- WHAT THE TASK ASKS: Can you copy every line of the records below, character for character, without changing anything?

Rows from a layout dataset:
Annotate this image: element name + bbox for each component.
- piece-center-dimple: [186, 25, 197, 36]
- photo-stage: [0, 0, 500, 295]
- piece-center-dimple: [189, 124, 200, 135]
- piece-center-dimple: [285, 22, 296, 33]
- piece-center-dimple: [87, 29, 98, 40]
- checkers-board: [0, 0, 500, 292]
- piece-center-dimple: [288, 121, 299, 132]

- EXERCISE ANSWER:
Annotate this image: element name + bbox for each component.
- piece-center-dimple: [186, 25, 197, 36]
- photo-stage: [0, 0, 500, 295]
- piece-center-dimple: [189, 124, 200, 135]
- piece-center-dimple: [285, 22, 296, 33]
- piece-center-dimple: [87, 29, 98, 40]
- checkers-board: [0, 0, 500, 292]
- piece-center-dimple: [288, 121, 299, 132]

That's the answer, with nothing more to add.